[Figure data in JSON]
----------------------------------------
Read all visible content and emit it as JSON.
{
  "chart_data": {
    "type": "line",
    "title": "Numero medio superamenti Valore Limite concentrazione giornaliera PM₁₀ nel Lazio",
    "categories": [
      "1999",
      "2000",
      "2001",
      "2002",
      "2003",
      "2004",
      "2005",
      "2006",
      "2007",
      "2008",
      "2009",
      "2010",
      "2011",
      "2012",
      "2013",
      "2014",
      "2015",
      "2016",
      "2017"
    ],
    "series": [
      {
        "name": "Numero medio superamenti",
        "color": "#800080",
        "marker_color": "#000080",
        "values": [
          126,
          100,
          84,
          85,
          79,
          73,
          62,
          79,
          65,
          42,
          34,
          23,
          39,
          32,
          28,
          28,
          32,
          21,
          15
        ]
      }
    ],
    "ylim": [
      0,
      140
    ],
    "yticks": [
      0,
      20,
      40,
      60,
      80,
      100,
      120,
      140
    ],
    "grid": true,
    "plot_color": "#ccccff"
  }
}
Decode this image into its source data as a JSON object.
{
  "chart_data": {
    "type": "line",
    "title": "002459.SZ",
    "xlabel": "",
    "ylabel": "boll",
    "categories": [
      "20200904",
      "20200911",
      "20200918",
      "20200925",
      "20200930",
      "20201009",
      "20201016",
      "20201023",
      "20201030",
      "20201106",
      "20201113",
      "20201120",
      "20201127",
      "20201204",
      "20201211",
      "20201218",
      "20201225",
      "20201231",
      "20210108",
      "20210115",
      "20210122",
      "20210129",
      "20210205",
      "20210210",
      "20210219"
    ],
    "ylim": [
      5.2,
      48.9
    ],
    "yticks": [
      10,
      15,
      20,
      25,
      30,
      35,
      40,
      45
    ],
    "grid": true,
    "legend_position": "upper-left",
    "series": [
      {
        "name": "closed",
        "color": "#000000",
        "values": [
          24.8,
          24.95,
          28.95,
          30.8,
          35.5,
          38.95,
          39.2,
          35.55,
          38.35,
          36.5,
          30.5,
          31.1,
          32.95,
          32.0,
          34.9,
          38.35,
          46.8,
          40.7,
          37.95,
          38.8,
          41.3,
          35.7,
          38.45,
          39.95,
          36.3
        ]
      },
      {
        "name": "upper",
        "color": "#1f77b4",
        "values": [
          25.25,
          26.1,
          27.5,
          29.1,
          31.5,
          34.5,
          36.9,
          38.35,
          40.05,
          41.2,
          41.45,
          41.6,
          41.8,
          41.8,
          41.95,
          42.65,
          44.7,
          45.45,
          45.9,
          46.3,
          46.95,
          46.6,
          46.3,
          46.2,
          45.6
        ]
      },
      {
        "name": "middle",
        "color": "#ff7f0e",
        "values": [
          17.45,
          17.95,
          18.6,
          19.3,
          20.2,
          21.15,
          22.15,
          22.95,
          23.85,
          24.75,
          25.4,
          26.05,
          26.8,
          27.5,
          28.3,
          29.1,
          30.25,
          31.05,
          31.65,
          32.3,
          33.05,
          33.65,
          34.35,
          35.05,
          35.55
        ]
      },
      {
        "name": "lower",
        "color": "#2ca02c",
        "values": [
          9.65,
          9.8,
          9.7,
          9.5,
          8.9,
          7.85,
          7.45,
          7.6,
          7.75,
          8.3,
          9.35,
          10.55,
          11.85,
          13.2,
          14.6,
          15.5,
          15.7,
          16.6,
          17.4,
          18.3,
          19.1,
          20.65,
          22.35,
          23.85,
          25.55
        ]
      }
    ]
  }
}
----------------------------------------
** Exercise description **
Look through the data and gather every line with the string "name" in it.

** Task solution **
        "name": "Numero medio superamenti",
        "name": "closed",
        "name": "upper",
        "name": "middle",
        "name": "lower",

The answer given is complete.